Recorded data =>

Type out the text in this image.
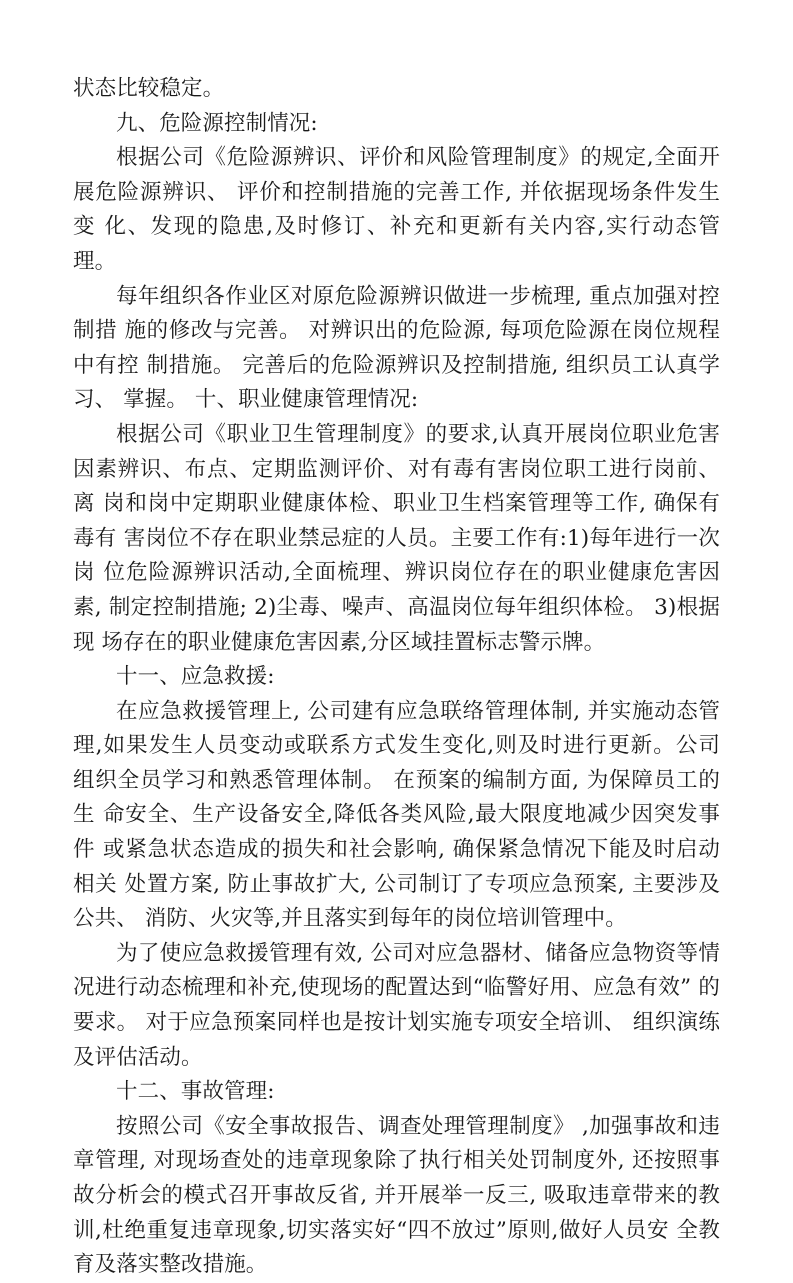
状态比较稳定。

九、危险源控制情况:

根据公司《危险源辨识、评价和风险管理制度》的规定,全面开 展危险源辨识、 评价和控制措施的完善工作, 并依据现场条件发生变 化、发现的隐患,及时修订、补充和更新有关内容,实行动态管理。

每年组织各作业区对原危险源辨识做进一步梳理, 重点加强对控制措 施的修改与完善。 对辨识出的危险源, 每项危险源在岗位规程中有控 制措施。 完善后的危险源辨识及控制措施, 组织员工认真学习、 掌握。 十、职业健康管理情况:

根据公司《职业卫生管理制度》的要求,认真开展岗位职业危害 因素辨识、布点、定期监测评价、对有毒有害岗位职工进行岗前、离 岗和岗中定期职业健康体检、职业卫生档案管理等工作, 确保有毒有 害岗位不存在职业禁忌症的人员。主要工作有:1)每年进行一次岗 位危险源辨识活动,全面梳理、辨识岗位存在的职业健康危害因素, 制定控制措施; 2)尘毒、噪声、高温岗位每年组织体检。 3)根据现 场存在的职业健康危害因素,分区域挂置标志警示牌。

十一、应急救援:

在应急救援管理上, 公司建有应急联络管理体制, 并实施动态管 理,如果发生人员变动或联系方式发生变化,则及时进行更新。公司 组织全员学习和熟悉管理体制。 在预案的编制方面, 为保障员工的生 命安全、生产设备安全,降低各类风险,最大限度地减少因突发事件 或紧急状态造成的损失和社会影响, 确保紧急情况下能及时启动相关 处置方案, 防止事故扩大, 公司制订了专项应急预案, 主要涉及公共、 消防、火灾等,并且落实到每年的岗位培训管理中。

为了使应急救援管理有效, 公司对应急器材、储备应急物资等情 况进行动态梳理和补充,使现场的配置达到“临警好用、应急有效” 的要求。 对于应急预案同样也是按计划实施专项安全培训、 组织演练 及评估活动。

十二、事故管理:

按照公司《安全事故报告、调查处理管理制度》 ,加强事故和违 章管理, 对现场查处的违章现象除了执行相关处罚制度外, 还按照事故分析会的模式召开事故反省, 并开展举一反三, 吸取违章带来的教 训,杜绝重复违章现象,切实落实好“四不放过”原则,做好人员安 全教育及落实整改措施。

Stated exercise => Every record above should be written out again without change, except that the pictures are left out.

Exercise answer =>
Type out the text in this image.
状态比较稳定。

九、危险源控制情况:

根据公司《危险源辨识、评价和风险管理制度》的规定,全面开 展危险源辨识、 评价和控制措施的完善工作, 并依据现场条件发生变 化、发现的隐患,及时修订、补充和更新有关内容,实行动态管理。

每年组织各作业区对原危险源辨识做进一步梳理, 重点加强对控制措 施的修改与完善。 对辨识出的危险源, 每项危险源在岗位规程中有控 制措施。 完善后的危险源辨识及控制措施, 组织员工认真学习、 掌握。 十、职业健康管理情况:

根据公司《职业卫生管理制度》的要求,认真开展岗位职业危害 因素辨识、布点、定期监测评价、对有毒有害岗位职工进行岗前、离 岗和岗中定期职业健康体检、职业卫生档案管理等工作, 确保有毒有 害岗位不存在职业禁忌症的人员。主要工作有:1)每年进行一次岗 位危险源辨识活动,全面梳理、辨识岗位存在的职业健康危害因素, 制定控制措施; 2)尘毒、噪声、高温岗位每年组织体检。 3)根据现 场存在的职业健康危害因素,分区域挂置标志警示牌。

十一、应急救援:

在应急救援管理上, 公司建有应急联络管理体制, 并实施动态管 理,如果发生人员变动或联系方式发生变化,则及时进行更新。公司 组织全员学习和熟悉管理体制。 在预案的编制方面, 为保障员工的生 命安全、生产设备安全,降低各类风险,最大限度地减少因突发事件 或紧急状态造成的损失和社会影响, 确保紧急情况下能及时启动相关 处置方案, 防止事故扩大, 公司制订了专项应急预案, 主要涉及公共、 消防、火灾等,并且落实到每年的岗位培训管理中。

为了使应急救援管理有效, 公司对应急器材、储备应急物资等情 况进行动态梳理和补充,使现场的配置达到“临警好用、应急有效” 的要求。 对于应急预案同样也是按计划实施专项安全培训、 组织演练 及评估活动。

十二、事故管理:

按照公司《安全事故报告、调查处理管理制度》 ,加强事故和违 章管理, 对现场查处的违章现象除了执行相关处罚制度外, 还按照事故分析会的模式召开事故反省, 并开展举一反三, 吸取违章带来的教 训,杜绝重复违章现象,切实落实好“四不放过”原则,做好人员安 全教育及落实整改措施。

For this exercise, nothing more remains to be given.